## begin Data listing

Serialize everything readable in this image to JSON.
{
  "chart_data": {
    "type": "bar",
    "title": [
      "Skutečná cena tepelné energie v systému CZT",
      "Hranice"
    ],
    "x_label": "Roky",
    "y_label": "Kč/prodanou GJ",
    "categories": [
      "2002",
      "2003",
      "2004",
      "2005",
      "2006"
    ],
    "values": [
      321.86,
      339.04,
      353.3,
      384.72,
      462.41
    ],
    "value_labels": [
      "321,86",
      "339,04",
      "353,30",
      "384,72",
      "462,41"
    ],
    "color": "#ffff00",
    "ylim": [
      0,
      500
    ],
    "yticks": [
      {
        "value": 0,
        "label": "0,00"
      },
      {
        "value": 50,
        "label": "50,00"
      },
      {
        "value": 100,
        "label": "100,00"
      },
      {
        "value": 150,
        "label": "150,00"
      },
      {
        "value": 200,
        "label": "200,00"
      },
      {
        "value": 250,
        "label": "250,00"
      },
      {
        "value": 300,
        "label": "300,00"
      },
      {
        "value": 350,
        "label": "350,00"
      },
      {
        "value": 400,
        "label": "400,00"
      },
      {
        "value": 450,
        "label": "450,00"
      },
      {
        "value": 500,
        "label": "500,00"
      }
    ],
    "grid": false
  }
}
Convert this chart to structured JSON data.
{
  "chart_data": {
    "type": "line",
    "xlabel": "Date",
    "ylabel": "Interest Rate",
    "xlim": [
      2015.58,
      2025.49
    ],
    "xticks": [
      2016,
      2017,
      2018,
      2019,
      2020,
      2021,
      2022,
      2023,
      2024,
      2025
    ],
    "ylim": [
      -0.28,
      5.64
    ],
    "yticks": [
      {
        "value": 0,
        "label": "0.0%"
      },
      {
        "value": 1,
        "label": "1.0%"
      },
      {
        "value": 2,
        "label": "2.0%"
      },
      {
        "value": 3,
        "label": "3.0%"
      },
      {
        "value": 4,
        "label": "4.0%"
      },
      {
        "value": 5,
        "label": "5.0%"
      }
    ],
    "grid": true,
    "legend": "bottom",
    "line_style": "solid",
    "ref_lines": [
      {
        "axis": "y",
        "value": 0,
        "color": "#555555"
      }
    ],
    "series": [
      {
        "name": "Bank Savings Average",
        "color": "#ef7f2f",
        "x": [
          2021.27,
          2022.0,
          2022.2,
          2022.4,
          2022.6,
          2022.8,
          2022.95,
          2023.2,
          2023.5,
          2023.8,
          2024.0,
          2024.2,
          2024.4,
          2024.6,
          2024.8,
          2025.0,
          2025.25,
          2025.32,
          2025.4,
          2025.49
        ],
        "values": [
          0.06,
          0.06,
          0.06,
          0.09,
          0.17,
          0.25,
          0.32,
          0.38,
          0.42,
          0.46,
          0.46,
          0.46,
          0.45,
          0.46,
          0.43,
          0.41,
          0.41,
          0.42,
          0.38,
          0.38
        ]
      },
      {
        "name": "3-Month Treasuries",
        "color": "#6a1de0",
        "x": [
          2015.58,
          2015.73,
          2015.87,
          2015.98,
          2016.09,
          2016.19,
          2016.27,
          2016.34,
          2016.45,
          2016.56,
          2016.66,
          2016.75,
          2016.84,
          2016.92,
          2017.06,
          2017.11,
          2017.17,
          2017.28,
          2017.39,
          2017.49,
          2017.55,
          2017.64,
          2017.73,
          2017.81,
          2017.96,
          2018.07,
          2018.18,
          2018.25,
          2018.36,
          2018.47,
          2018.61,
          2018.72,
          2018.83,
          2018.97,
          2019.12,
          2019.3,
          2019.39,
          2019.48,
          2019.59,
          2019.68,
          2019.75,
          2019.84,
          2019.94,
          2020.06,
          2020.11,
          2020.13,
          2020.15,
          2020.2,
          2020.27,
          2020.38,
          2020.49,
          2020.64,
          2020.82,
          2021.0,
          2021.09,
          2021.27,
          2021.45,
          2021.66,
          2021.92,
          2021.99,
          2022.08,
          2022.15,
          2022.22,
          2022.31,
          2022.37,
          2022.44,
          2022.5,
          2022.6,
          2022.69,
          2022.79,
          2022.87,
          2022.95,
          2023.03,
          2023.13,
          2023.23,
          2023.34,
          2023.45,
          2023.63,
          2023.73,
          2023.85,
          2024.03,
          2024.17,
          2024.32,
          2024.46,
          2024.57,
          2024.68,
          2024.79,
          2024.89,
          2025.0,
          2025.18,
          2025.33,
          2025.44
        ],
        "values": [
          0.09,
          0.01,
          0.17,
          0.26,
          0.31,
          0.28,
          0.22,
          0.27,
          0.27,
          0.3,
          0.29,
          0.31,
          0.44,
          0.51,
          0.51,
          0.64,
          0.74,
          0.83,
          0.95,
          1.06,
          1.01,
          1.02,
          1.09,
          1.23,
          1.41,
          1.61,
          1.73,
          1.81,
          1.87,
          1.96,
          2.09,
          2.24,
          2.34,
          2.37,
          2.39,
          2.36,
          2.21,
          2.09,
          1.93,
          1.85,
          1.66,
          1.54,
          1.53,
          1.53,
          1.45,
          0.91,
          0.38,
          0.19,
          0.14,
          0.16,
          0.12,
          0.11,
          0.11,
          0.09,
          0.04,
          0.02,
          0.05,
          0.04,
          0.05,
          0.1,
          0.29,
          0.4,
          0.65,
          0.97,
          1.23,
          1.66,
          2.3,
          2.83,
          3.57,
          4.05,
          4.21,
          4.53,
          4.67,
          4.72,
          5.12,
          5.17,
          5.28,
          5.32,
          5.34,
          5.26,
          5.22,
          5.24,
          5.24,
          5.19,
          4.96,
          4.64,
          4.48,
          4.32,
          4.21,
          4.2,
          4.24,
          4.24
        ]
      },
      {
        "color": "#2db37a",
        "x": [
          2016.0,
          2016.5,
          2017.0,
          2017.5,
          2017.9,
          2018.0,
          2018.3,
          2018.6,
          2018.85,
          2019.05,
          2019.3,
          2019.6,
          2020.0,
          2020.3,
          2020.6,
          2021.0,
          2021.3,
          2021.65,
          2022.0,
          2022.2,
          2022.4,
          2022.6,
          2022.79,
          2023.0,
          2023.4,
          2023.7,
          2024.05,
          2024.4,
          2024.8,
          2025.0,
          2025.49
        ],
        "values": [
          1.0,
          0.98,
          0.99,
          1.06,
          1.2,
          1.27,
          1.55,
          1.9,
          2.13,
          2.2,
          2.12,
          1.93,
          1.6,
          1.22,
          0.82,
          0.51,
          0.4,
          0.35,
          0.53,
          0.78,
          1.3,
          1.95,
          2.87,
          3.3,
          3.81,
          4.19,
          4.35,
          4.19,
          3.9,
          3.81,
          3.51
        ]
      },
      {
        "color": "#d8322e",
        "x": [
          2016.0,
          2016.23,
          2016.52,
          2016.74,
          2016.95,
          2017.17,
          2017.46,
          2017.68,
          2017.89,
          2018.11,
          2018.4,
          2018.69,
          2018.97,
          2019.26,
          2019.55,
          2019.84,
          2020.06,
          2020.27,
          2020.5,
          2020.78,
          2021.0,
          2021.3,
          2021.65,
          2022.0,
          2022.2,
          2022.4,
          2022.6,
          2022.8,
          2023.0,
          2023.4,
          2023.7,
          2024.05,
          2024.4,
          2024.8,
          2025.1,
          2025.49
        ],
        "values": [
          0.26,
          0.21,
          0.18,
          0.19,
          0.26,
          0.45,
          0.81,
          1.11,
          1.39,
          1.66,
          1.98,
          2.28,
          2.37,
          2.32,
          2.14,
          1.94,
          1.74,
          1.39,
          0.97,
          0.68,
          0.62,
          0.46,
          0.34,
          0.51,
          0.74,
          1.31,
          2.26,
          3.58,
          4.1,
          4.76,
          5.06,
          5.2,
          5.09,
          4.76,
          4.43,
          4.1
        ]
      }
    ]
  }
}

## end Data listing

= Task details =
Pull out every line above that holds the word "name".

= Response for this exercise =
        "name": "Bank Savings Average",
        "name": "3-Month Treasuries",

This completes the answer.